> **SET TASK**
Go through the records underneath and write each one out again exactly.

----- INFORMATION SUPPLIED

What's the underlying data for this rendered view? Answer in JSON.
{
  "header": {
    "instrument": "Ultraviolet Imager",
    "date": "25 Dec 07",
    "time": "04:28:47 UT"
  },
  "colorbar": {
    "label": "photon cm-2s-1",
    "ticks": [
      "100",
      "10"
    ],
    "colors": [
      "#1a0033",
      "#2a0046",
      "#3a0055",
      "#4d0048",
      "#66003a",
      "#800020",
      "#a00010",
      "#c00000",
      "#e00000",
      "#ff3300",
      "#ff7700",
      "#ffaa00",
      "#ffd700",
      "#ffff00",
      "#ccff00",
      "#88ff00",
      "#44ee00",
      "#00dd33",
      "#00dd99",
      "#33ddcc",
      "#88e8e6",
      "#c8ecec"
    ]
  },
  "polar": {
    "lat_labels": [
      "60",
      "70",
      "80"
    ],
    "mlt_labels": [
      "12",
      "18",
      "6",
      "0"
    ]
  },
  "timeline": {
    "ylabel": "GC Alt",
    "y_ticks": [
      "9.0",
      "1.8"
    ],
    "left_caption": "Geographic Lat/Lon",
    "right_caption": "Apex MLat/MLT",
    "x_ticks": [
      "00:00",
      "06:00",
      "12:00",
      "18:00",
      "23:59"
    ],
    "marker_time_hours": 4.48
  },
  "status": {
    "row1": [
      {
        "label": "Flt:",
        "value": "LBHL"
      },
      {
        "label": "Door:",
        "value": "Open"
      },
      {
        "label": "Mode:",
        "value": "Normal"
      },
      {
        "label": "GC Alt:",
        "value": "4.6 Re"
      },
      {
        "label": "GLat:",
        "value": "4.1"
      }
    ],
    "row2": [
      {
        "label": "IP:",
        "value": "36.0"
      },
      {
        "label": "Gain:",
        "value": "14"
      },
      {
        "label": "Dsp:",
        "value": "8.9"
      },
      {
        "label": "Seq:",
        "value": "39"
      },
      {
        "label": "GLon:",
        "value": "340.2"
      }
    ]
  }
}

----------

> **WRITTEN SOLUTION**
What's the underlying data for this rendered view? Answer in JSON.
{
  "header": {
    "instrument": "Ultraviolet Imager",
    "date": "25 Dec 07",
    "time": "04:28:47 UT"
  },
  "colorbar": {
    "label": "photon cm-2s-1",
    "ticks": [
      "100",
      "10"
    ],
    "colors": [
      "#1a0033",
      "#2a0046",
      "#3a0055",
      "#4d0048",
      "#66003a",
      "#800020",
      "#a00010",
      "#c00000",
      "#e00000",
      "#ff3300",
      "#ff7700",
      "#ffaa00",
      "#ffd700",
      "#ffff00",
      "#ccff00",
      "#88ff00",
      "#44ee00",
      "#00dd33",
      "#00dd99",
      "#33ddcc",
      "#88e8e6",
      "#c8ecec"
    ]
  },
  "polar": {
    "lat_labels": [
      "60",
      "70",
      "80"
    ],
    "mlt_labels": [
      "12",
      "18",
      "6",
      "0"
    ]
  },
  "timeline": {
    "ylabel": "GC Alt",
    "y_ticks": [
      "9.0",
      "1.8"
    ],
    "left_caption": "Geographic Lat/Lon",
    "right_caption": "Apex MLat/MLT",
    "x_ticks": [
      "00:00",
      "06:00",
      "12:00",
      "18:00",
      "23:59"
    ],
    "marker_time_hours": 4.48
  },
  "status": {
    "row1": [
      {
        "label": "Flt:",
        "value": "LBHL"
      },
      {
        "label": "Door:",
        "value": "Open"
      },
      {
        "label": "Mode:",
        "value": "Normal"
      },
      {
        "label": "GC Alt:",
        "value": "4.6 Re"
      },
      {
        "label": "GLat:",
        "value": "4.1"
      }
    ],
    "row2": [
      {
        "label": "IP:",
        "value": "36.0"
      },
      {
        "label": "Gain:",
        "value": "14"
      },
      {
        "label": "Dsp:",
        "value": "8.9"
      },
      {
        "label": "Seq:",
        "value": "39"
      },
      {
        "label": "GLon:",
        "value": "340.2"
      }
    ]
  }
}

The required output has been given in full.